- **EXERCISE REQUIREMENTS**
Compile every line that includes the word "color".

- **THE RECORDS**
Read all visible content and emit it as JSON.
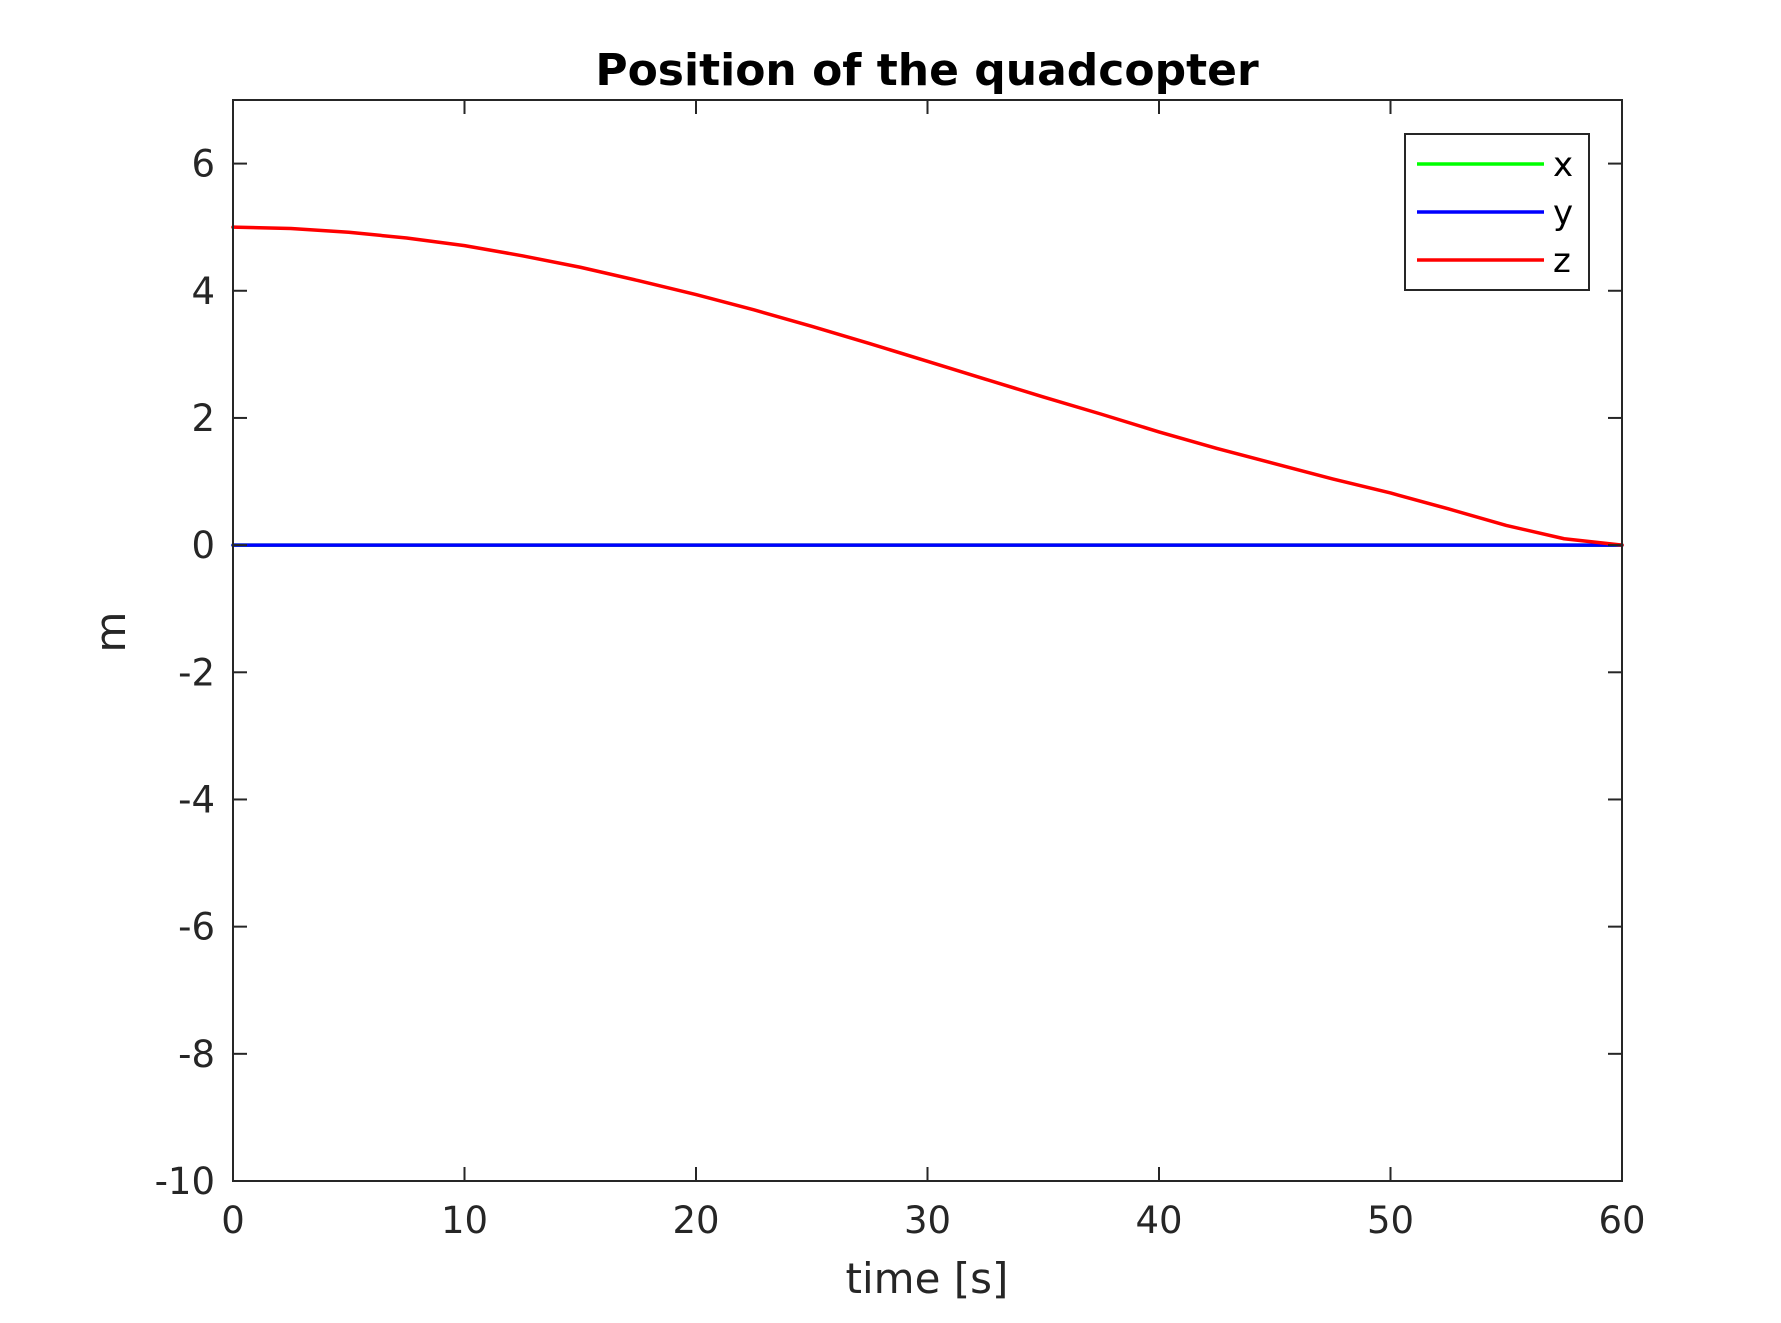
{
  "chart_data": {
    "type": "line",
    "title": "Position of the quadcopter",
    "xlabel": "time [s]",
    "ylabel": "m",
    "xlim": [
      0,
      60
    ],
    "ylim": [
      -10,
      7
    ],
    "xticks": [
      0,
      10,
      20,
      30,
      40,
      50,
      60
    ],
    "yticks": [
      -10,
      -8,
      -6,
      -4,
      -2,
      0,
      2,
      4,
      6
    ],
    "xtick_labels": [
      "0",
      "10",
      "20",
      "30",
      "40",
      "50",
      "60"
    ],
    "ytick_labels": [
      "-10",
      "-8",
      "-6",
      "-4",
      "-2",
      "0",
      "2",
      "4",
      "6"
    ],
    "grid": false,
    "legend_position": "top-right",
    "series": [
      {
        "name": "x",
        "color": "#00ff00",
        "x": [
          0,
          5,
          10,
          15,
          20,
          25,
          30,
          35,
          40,
          45,
          50,
          55,
          60
        ],
        "y": [
          0,
          0,
          0,
          0,
          0,
          0,
          0,
          0,
          0,
          0,
          0,
          0,
          0
        ]
      },
      {
        "name": "y",
        "color": "#0000ff",
        "x": [
          0,
          5,
          10,
          15,
          20,
          25,
          30,
          35,
          40,
          45,
          50,
          55,
          60
        ],
        "y": [
          0,
          0,
          0,
          0,
          0,
          0,
          0,
          0,
          0,
          0,
          0,
          0,
          0
        ]
      },
      {
        "name": "z",
        "color": "#ff0000",
        "x": [
          0,
          2.5,
          5,
          7.5,
          10,
          12.5,
          15,
          17.5,
          20,
          22.5,
          25,
          27.5,
          30,
          32.5,
          35,
          37.5,
          40,
          42.5,
          45,
          47.5,
          50,
          52.5,
          55,
          57.5,
          60
        ],
        "y": [
          5.0,
          4.98,
          4.92,
          4.83,
          4.71,
          4.55,
          4.37,
          4.16,
          3.94,
          3.7,
          3.44,
          3.17,
          2.89,
          2.61,
          2.33,
          2.06,
          1.78,
          1.52,
          1.28,
          1.04,
          0.82,
          0.57,
          0.31,
          0.1,
          0.0
        ]
      }
    ]
  }
}
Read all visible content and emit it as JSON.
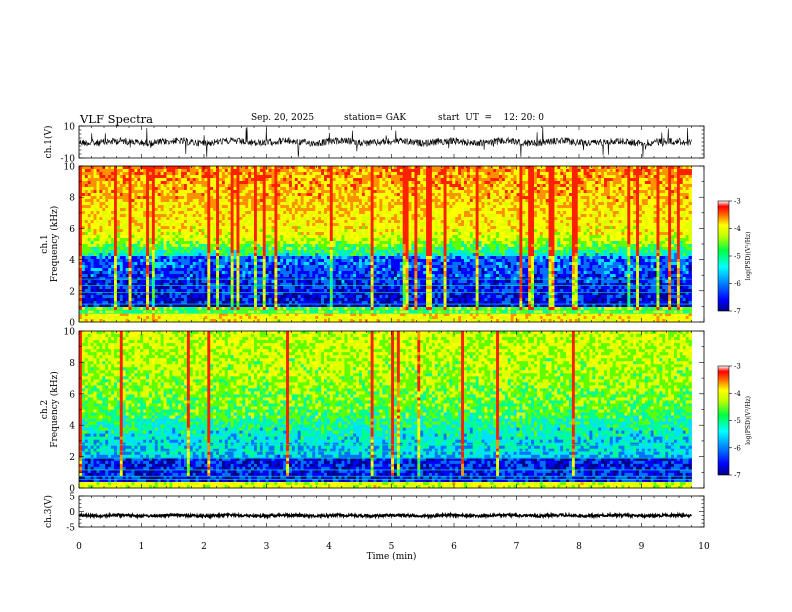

- **WRITTEN ANSWER**
        "color": "#00ff00",
        "color": "#0000ff",
        "color": "#ff0000",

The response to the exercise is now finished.